:: Kaynak metin ::
Sapa İstanbul; Anadolu’nun lezzetleriyle hayallerinin peşinde

Sapa İstanbul; Anadolu’nun lezzetleriyle hayallerinin peşinde
Menüsündeki yemekleriyle, misafirperverliğiyle ve bize hatırlattığı değerlerle Anadolu’yu odağına koymuş bir restoran, Sapa İstanbul. Anadolu mutfağını sürekli araştıran ve konuklarına bu bilgiler doğrultusunda lezzet şöleni yaşatan Sapa İstanbul’da bizi biz yapan değerlerimiz de hiç unutulmuyor. Burada kandil günü dağıtılan helva, 10 Kasım’larda konuklara hediye edilen Atatürk portresi gibi detaylar yüzlerde bir gülümseme kalplerde ise bir farkındalık yaratıyor.

Röportaj: Gülçin Acar

Sapa İstanbul, iki yılı aşkın süredir Ataşehir Küçükbakkalköy’de hizmet veriyor. Modern Anadolu mutfağının temsilcisi olan restoran menüsüyle hem lezzet vadediyor hem de bu değerli yemeklerin tanıtımına destek oluyor. Üstelik ofis katında bir kütüphane kuran Sapa İstanbul, günden güne kütüphanesini büyütürken tüm mutfak ekibinin bu kaynaklardan yararlanarak mutfağını ve kendini geliştirmesine de olanak sağlıyor. İsmini bulunduğu lokasyondana alan Sapa İstanbul, kendini hayallerinin peşinde koşan Don Kişot’a benzetiyor. Konuklarını ise hayallerinin peşinde koşarken kendisine eşlik eden yol arkadaşları olarak tasvir ediyor. Açık ve kapalı oturma alanına sahip mekanda keyifli bir bahçe de mevcut. Zevkli bir dekorasyon eşliğinde geniş oturma alanı bulunan Sapa İstanbul’da iç kısımda duvarda yer alan Don Kişot tasviri de gelen her konuğu selamlıyor. Her detayı özenle oluşturulmuş Sapa İstanbul’u İşletme Koordinatörü Arzu Çağlar’dan dinledik.
:::
:: Sağlanan veriler ::
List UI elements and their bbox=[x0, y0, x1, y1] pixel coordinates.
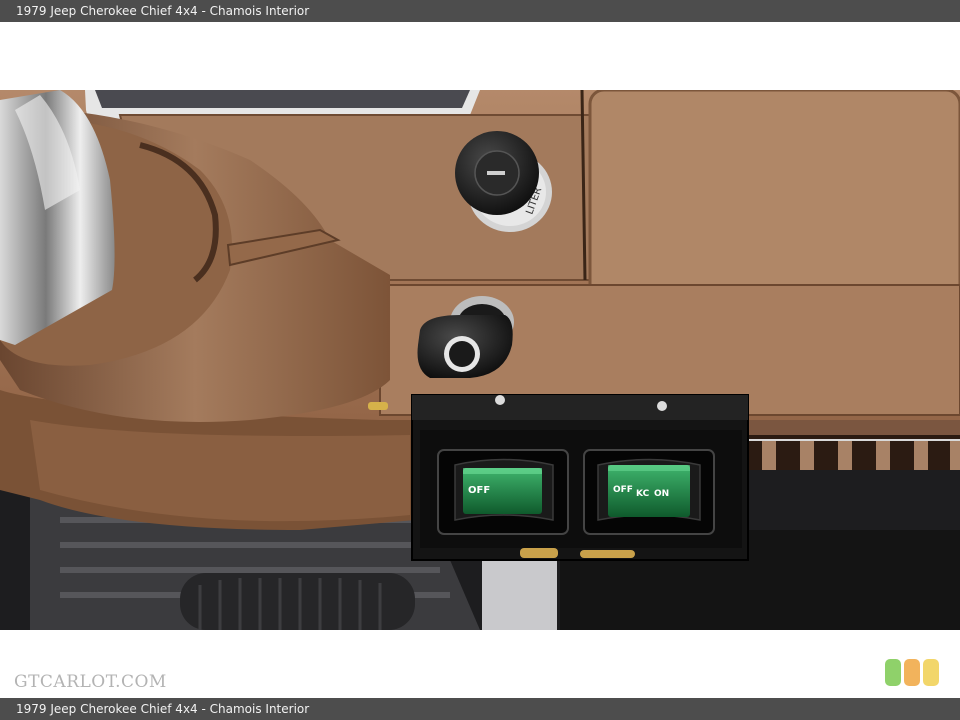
top-caption-bar: 1979 Jeep Cherokee Chief 4x4 - Chamois I… bbox=[0, 0, 960, 22]
grade-yellow-icon bbox=[923, 659, 939, 686]
interior-photo: LITER OFF OFF KC ON bbox=[0, 90, 960, 630]
rocker-switch-right[interactable]: OFF KC ON bbox=[583, 449, 715, 535]
bottom-caption-bar: 1979 Jeep Cherokee Chief 4x4 - Chamois I… bbox=[0, 698, 960, 720]
site-watermark: GTCARLOT.COM bbox=[14, 672, 167, 692]
top-caption: 1979 Jeep Cherokee Chief 4x4 - Chamois I… bbox=[16, 4, 310, 18]
right-switch-on-label: ON bbox=[654, 489, 669, 499]
left-switch-off-label: OFF bbox=[468, 485, 490, 496]
right-switch-off-label: OFF bbox=[613, 485, 633, 495]
right-switch-kc-label: KC bbox=[636, 489, 650, 499]
grade-green-icon bbox=[885, 659, 901, 686]
dash-right-panel bbox=[588, 90, 960, 302]
rocker-switch-left[interactable]: OFF bbox=[437, 449, 569, 535]
bottom-caption: 1979 Jeep Cherokee Chief 4x4 - Chamois I… bbox=[16, 702, 310, 716]
grade-orange-icon bbox=[904, 659, 920, 686]
grade-indicator bbox=[885, 659, 939, 686]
:::
- _İstenenler_:
(1) Sapa İstanbul konulu kaynak metne göre restoran hangi semtte hizmet veriyor?
(2) Sapa İstanbul konulu kaynak metni son cümlesinden sonra devam ettirin.
Bu satırlar işlem için gerekli değildir.

- _Yanıt listesi_:
(1) Ataşehir Küçükbakkalköy'de.

(2)
Anadolu’nun kadim yemekleri çağdaş sunumlarla Sapa’da

Sektörde 18’inci yılını dolduran Arzu Çağlar, artık yeme-içme sektörüne veda etmeyi düşünürken Sapa İstanbul’un onu heyecanlandırmasıyla yepyeni bir yolculuğa çıkıyor. Çağlar, Şef Murat Bozok’tan danışmanlığında kurgulanan mekanın hikayesini şu sözlerle anlatıyor: “Zor bir lokasyonda olduğumuzu biliyoruz. Hikayemizi de hayallerinin peşinde koşan Don Kişot’tan ilhamla oluşturduk. Ve bu lokasyonda bu yatırımı yaparak aslında bir nevi Don Kişot gibi hissettik kendimizi. Mesela özel günlerini bizimle kutlayan misafirlerimize ‘Hayallerimizin peşinde koşarken bize yol arkadaşı olduğunuz için teşekkür ederiz’ diye bir not ile birlikte Don Kişot kitabı hediye ediyoruz. Ayrıca bizi biz yapan değerleri de çok önemsiyoruz. Tüm özel günlerde ufak dokunuşlar yapıyoruz. Mesela 10 Kasım’da kültürümüzde bir kahvenin 40 yıl hatırı vardır diyerek Atatürk’ün kahve içtiği bir fotoğrafı gelen misafirlerimize armağan ettik. Ve tüm gün Sapa’da Atatürk’ün sevdiği şarkıları çaldık. Yine Muharrem ayının 10’uncu günü aşure yapıp dağıtırız. Kandillerde un helvası yapıp konuklarımıza ikram ederiz. Ekim ayının Meme Kanseri Farkındalık Ayı olması sebebiyle o ay Memeder’e bir bağışta bulunduk. Ayrınca tüm ay boyunca pembe kurdele ile çalıştık ve gelen tüm kadın misafirlerimize Türk kahvesi ikram ettik. Kahvemizin yanında İstanbul’da hiçbir yerde bulamayacağınız bir Mardin şekeri ikram ediyoruz. Gelen her misafire dokunabilmek ve onları gerçekten özel hissettirmek bizim için çok önemli.”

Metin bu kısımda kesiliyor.